* [Given instruction] Write out the data items word for word, from the first line through the one containing "size-line: L : 13-100mm xyxy=(464,613,612,640)", both included.

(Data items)
----

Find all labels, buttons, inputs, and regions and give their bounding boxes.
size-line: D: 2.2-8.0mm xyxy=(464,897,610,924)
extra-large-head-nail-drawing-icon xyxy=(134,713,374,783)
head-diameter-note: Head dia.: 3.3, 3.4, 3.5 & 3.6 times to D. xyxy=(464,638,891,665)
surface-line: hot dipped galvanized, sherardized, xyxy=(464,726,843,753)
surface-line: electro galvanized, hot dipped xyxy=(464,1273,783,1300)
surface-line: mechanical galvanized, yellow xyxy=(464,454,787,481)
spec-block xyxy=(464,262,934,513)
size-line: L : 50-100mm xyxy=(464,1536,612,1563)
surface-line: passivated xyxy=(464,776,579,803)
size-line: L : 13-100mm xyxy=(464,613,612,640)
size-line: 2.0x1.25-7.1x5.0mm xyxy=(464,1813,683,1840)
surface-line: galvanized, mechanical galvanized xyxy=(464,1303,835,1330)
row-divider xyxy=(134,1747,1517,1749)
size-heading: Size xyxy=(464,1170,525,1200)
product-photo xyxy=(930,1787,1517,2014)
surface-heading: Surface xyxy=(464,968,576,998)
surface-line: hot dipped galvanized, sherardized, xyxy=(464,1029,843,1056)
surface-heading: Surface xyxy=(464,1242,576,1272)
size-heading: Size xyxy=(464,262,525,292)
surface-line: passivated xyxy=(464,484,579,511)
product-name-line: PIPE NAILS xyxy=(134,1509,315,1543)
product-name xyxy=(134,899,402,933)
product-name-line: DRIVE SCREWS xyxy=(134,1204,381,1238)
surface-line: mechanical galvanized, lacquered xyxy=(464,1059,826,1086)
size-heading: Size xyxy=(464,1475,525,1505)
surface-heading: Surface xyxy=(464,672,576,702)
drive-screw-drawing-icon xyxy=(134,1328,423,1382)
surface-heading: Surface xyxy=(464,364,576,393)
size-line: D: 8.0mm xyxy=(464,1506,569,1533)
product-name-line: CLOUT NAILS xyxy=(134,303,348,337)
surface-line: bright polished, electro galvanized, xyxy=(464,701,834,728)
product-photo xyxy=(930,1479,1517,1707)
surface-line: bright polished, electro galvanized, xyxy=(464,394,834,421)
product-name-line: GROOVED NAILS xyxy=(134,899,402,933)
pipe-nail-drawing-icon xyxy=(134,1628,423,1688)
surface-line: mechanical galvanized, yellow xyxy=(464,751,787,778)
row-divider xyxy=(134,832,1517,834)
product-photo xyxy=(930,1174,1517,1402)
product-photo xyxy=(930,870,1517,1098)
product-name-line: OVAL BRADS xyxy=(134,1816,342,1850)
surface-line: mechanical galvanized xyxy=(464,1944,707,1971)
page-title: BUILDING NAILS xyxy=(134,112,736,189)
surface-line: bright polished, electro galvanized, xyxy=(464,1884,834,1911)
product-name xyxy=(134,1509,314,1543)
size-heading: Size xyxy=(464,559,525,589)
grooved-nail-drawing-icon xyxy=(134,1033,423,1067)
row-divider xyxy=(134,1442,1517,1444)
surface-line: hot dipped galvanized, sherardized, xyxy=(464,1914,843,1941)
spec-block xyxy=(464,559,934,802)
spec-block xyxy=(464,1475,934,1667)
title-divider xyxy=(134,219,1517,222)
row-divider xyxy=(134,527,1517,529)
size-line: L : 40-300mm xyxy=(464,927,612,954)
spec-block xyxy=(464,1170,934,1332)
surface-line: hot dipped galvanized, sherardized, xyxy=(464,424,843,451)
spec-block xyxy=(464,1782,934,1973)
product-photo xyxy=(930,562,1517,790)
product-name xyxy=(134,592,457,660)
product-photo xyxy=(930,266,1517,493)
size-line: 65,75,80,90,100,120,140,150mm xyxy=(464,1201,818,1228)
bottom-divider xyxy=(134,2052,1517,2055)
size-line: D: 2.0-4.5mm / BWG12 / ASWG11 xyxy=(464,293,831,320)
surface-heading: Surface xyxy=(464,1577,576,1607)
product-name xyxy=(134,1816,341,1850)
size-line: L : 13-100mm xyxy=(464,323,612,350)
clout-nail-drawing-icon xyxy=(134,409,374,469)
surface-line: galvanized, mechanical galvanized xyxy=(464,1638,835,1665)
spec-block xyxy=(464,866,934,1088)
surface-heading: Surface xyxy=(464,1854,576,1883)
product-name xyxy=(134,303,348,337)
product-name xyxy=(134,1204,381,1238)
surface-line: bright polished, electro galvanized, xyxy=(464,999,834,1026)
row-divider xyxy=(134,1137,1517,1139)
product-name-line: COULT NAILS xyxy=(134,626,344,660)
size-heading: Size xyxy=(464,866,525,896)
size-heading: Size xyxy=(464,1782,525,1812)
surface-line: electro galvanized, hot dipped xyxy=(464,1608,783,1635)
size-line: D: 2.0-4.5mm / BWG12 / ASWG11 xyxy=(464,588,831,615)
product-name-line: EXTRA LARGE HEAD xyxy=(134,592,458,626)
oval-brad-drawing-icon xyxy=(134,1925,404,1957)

----

* [Full solution]
Find all labels, buttons, inputs, and regions and give their bounding boxes.
size-line: D: 2.2-8.0mm xyxy=(464,897,610,924)
extra-large-head-nail-drawing-icon xyxy=(134,713,374,783)
head-diameter-note: Head dia.: 3.3, 3.4, 3.5 & 3.6 times to D. xyxy=(464,638,891,665)
surface-line: hot dipped galvanized, sherardized, xyxy=(464,726,843,753)
surface-line: electro galvanized, hot dipped xyxy=(464,1273,783,1300)
surface-line: mechanical galvanized, yellow xyxy=(464,454,787,481)
spec-block xyxy=(464,262,934,513)
size-line: L : 50-100mm xyxy=(464,1536,612,1563)
surface-line: passivated xyxy=(464,776,579,803)
size-line: L : 13-100mm xyxy=(464,613,612,640)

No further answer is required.